(Records contained in a dataset)
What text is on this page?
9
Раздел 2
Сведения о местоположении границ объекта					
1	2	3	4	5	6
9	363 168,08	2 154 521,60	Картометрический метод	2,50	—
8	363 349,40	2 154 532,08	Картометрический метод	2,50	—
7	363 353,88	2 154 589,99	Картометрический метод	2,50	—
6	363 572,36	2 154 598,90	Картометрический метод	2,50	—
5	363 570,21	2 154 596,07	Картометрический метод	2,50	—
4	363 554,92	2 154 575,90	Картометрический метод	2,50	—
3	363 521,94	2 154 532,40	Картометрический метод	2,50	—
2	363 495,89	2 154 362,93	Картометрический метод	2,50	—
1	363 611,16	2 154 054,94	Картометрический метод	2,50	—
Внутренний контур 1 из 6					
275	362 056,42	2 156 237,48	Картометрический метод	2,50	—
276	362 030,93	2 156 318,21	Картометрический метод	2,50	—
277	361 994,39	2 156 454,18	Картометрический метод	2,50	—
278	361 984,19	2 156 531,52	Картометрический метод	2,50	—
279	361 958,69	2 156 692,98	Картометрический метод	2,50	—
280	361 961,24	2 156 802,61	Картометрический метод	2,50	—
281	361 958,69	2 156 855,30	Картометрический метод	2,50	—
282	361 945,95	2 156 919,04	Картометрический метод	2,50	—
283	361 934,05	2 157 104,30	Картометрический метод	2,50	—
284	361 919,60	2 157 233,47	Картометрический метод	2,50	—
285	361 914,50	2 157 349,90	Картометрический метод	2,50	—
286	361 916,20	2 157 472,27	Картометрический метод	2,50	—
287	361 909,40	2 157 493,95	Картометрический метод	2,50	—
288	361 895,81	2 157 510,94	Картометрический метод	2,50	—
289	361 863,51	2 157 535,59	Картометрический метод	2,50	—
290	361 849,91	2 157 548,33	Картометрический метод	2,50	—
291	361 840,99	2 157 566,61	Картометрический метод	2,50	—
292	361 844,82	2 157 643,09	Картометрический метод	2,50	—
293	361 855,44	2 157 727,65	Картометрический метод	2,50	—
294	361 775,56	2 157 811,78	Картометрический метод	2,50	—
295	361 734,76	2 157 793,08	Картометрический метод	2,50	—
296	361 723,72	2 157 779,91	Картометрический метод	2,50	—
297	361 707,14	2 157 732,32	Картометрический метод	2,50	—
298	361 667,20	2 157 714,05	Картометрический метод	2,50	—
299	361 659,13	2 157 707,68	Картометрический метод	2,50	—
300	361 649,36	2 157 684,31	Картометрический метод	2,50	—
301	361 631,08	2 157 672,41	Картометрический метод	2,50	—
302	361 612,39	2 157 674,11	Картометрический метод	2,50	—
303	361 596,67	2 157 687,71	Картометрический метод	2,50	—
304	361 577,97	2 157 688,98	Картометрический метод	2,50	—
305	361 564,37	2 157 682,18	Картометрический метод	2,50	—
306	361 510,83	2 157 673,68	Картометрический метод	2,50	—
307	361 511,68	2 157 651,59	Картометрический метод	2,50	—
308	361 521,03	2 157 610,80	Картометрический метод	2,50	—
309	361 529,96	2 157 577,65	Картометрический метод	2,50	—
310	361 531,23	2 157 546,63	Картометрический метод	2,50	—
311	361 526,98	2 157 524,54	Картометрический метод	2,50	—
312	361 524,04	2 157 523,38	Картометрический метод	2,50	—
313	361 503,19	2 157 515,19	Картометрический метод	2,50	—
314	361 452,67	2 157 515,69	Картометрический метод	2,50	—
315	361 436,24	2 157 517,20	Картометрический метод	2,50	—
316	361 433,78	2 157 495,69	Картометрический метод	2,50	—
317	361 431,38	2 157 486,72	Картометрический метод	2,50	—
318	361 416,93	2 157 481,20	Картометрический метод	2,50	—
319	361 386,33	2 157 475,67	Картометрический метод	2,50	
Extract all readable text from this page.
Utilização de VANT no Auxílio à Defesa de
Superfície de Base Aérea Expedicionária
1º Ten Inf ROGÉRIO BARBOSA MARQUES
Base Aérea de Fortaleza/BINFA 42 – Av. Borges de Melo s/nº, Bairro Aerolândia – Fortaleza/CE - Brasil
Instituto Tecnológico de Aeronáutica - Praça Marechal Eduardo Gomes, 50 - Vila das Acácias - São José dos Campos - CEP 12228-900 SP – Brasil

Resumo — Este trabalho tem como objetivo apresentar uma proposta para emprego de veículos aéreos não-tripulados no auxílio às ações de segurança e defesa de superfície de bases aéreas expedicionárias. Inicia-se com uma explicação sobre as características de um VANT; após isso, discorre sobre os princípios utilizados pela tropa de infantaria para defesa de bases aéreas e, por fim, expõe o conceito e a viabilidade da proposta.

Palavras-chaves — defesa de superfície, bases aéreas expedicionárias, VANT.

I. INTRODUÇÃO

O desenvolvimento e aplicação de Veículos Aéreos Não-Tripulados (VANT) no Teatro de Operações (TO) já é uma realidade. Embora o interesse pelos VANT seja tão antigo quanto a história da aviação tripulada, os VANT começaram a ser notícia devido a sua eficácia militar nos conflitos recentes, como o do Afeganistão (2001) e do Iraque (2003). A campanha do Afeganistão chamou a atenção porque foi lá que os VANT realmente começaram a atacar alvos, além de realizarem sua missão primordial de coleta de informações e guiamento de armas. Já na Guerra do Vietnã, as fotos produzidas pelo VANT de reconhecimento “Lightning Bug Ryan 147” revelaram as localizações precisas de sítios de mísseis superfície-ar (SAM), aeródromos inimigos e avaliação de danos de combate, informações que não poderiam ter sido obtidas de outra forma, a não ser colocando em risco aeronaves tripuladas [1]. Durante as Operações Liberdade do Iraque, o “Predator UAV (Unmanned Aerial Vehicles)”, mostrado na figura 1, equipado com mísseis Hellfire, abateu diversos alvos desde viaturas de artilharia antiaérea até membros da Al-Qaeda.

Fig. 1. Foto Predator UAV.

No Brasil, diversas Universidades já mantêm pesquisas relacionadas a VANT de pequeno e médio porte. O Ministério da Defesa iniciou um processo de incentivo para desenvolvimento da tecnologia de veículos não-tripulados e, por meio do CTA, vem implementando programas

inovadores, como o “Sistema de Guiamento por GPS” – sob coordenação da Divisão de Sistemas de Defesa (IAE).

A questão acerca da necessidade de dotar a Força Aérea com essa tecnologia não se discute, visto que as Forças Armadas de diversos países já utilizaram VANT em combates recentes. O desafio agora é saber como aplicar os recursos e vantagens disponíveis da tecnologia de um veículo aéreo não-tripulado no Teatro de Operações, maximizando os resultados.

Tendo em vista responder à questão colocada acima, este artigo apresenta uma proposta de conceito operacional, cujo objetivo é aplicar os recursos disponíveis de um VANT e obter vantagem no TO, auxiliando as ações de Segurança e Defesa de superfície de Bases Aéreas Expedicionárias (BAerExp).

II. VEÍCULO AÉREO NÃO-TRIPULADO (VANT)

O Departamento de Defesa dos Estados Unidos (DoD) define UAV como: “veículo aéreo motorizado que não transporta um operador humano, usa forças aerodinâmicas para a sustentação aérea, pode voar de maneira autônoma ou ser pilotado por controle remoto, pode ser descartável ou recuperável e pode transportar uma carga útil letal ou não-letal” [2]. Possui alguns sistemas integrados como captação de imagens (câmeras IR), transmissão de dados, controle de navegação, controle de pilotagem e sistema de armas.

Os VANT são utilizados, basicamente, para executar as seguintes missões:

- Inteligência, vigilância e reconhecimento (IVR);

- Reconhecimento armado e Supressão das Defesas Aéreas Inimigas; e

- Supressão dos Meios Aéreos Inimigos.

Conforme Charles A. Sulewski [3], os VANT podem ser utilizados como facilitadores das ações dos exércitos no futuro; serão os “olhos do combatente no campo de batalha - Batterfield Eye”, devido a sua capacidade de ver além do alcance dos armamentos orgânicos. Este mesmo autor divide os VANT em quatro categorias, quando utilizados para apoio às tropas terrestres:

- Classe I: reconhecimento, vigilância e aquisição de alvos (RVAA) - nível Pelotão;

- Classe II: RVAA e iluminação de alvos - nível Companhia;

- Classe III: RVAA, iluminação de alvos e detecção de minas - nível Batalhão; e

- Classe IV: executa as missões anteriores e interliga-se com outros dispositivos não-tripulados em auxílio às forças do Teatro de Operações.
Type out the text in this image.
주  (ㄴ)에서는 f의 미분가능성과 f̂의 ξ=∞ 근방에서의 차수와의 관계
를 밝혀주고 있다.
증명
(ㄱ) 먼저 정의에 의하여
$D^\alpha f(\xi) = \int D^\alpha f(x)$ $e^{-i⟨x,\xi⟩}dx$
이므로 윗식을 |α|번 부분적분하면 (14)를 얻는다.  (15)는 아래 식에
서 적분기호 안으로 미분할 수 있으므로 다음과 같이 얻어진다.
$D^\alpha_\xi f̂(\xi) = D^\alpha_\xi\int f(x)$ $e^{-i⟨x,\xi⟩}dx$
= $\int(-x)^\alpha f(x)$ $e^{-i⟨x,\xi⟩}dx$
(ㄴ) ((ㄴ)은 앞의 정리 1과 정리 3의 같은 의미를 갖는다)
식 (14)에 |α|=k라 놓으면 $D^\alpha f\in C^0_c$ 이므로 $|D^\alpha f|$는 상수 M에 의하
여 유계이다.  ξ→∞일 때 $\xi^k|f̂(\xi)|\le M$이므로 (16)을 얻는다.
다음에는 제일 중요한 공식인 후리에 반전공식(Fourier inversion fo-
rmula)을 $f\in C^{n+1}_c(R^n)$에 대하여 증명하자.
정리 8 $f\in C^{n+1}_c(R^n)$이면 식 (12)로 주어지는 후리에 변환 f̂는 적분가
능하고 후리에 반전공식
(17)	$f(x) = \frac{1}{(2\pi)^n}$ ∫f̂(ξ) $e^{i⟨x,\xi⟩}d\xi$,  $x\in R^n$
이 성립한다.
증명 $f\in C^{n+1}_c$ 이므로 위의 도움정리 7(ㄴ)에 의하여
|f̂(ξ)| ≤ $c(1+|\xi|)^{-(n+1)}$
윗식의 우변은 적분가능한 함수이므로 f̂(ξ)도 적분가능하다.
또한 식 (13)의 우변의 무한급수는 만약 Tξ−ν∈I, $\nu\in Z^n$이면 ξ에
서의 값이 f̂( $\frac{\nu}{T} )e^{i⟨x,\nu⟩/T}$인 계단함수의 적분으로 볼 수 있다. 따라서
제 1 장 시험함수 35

What is needed ▸
Show the lines of the material that contain the word "Supressão".

Written solution ▸
- Reconhecimento armado e Supressão das Defesas Aéreas Inimigas; e
- Supressão dos Meios Aéreos Inimigos.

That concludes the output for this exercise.